> DATA RECORDS:

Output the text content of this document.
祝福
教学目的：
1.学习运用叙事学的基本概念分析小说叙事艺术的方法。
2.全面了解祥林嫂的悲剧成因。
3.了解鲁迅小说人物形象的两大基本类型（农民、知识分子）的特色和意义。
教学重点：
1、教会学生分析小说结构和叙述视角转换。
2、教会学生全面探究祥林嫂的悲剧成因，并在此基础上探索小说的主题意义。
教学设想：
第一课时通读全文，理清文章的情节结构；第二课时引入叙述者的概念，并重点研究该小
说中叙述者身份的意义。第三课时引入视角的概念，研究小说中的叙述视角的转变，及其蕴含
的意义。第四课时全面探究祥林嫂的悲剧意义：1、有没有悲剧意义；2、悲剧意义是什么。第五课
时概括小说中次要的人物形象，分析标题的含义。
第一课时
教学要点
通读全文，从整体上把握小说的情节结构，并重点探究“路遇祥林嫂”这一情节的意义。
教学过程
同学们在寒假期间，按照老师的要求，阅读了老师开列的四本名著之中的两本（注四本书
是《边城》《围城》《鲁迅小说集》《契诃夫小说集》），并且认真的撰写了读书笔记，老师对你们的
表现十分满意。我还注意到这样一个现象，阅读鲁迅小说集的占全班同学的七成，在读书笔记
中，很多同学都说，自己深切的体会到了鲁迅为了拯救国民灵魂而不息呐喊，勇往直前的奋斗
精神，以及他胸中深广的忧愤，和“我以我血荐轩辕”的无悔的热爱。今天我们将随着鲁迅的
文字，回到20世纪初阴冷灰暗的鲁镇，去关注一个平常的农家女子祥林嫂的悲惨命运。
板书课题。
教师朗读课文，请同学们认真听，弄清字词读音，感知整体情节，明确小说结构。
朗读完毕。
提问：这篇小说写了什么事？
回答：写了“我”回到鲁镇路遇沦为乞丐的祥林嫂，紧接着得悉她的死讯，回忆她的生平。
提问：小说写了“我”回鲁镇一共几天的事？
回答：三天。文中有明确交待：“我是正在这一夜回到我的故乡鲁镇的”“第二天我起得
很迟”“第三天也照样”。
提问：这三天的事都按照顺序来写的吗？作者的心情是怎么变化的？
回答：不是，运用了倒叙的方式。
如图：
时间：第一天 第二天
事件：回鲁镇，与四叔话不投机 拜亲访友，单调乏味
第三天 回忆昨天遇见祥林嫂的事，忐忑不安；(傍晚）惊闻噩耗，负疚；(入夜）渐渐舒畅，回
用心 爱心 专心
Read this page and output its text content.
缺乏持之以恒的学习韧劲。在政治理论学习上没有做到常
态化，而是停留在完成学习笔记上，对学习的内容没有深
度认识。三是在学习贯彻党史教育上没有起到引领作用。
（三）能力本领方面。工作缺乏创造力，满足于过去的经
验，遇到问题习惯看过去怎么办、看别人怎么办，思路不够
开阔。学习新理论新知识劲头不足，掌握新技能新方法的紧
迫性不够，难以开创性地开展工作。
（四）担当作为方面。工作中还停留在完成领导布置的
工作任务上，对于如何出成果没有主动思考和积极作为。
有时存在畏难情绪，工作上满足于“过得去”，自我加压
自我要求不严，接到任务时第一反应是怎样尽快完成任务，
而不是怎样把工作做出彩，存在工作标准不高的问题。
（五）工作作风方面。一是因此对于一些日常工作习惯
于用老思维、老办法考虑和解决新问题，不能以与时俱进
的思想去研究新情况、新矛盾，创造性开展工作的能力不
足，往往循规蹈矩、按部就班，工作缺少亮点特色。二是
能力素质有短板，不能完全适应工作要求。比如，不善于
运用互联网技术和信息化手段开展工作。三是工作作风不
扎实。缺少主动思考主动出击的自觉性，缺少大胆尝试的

> DESCRIPTION OF THE TASK: Every record shown above must be echoed exactly.

> THE OUTPUT:
Output the text content of this document.
祝福
教学目的：
1.学习运用叙事学的基本概念分析小说叙事艺术的方法。
2.全面了解祥林嫂的悲剧成因。
3.了解鲁迅小说人物形象的两大基本类型（农民、知识分子）的特色和意义。
教学重点：
1、教会学生分析小说结构和叙述视角转换。
2、教会学生全面探究祥林嫂的悲剧成因，并在此基础上探索小说的主题意义。
教学设想：
第一课时通读全文，理清文章的情节结构；第二课时引入叙述者的概念，并重点研究该小
说中叙述者身份的意义。第三课时引入视角的概念，研究小说中的叙述视角的转变，及其蕴含
的意义。第四课时全面探究祥林嫂的悲剧意义：1、有没有悲剧意义；2、悲剧意义是什么。第五课
时概括小说中次要的人物形象，分析标题的含义。
第一课时
教学要点
通读全文，从整体上把握小说的情节结构，并重点探究“路遇祥林嫂”这一情节的意义。
教学过程
同学们在寒假期间，按照老师的要求，阅读了老师开列的四本名著之中的两本（注四本书
是《边城》《围城》《鲁迅小说集》《契诃夫小说集》），并且认真的撰写了读书笔记，老师对你们的
表现十分满意。我还注意到这样一个现象，阅读鲁迅小说集的占全班同学的七成，在读书笔记
中，很多同学都说，自己深切的体会到了鲁迅为了拯救国民灵魂而不息呐喊，勇往直前的奋斗
精神，以及他胸中深广的忧愤，和“我以我血荐轩辕”的无悔的热爱。今天我们将随着鲁迅的
文字，回到20世纪初阴冷灰暗的鲁镇，去关注一个平常的农家女子祥林嫂的悲惨命运。
板书课题。
教师朗读课文，请同学们认真听，弄清字词读音，感知整体情节，明确小说结构。
朗读完毕。
提问：这篇小说写了什么事？
回答：写了“我”回到鲁镇路遇沦为乞丐的祥林嫂，紧接着得悉她的死讯，回忆她的生平。
提问：小说写了“我”回鲁镇一共几天的事？
回答：三天。文中有明确交待：“我是正在这一夜回到我的故乡鲁镇的”“第二天我起得
很迟”“第三天也照样”。
提问：这三天的事都按照顺序来写的吗？作者的心情是怎么变化的？
回答：不是，运用了倒叙的方式。
如图：
时间：第一天 第二天
事件：回鲁镇，与四叔话不投机 拜亲访友，单调乏味
第三天 回忆昨天遇见祥林嫂的事，忐忑不安；(傍晚）惊闻噩耗，负疚；(入夜）渐渐舒畅，回
用心 爱心 专心
Read this page and output its text content.
缺乏持之以恒的学习韧劲。在政治理论学习上没有做到常
态化，而是停留在完成学习笔记上，对学习的内容没有深
度认识。三是在学习贯彻党史教育上没有起到引领作用。
（三）能力本领方面。工作缺乏创造力，满足于过去的经
验，遇到问题习惯看过去怎么办、看别人怎么办，思路不够
开阔。学习新理论新知识劲头不足，掌握新技能新方法的紧
迫性不够，难以开创性地开展工作。
（四）担当作为方面。工作中还停留在完成领导布置的
工作任务上，对于如何出成果没有主动思考和积极作为。
有时存在畏难情绪，工作上满足于“过得去”，自我加压
自我要求不严，接到任务时第一反应是怎样尽快完成任务，
而不是怎样把工作做出彩，存在工作标准不高的问题。
（五）工作作风方面。一是因此对于一些日常工作习惯
于用老思维、老办法考虑和解决新问题，不能以与时俱进
的思想去研究新情况、新矛盾，创造性开展工作的能力不
足，往往循规蹈矩、按部就班，工作缺少亮点特色。二是
能力素质有短板，不能完全适应工作要求。比如，不善于
运用互联网技术和信息化手段开展工作。三是工作作风不
扎实。缺少主动思考主动出击的自觉性，缺少大胆尝试的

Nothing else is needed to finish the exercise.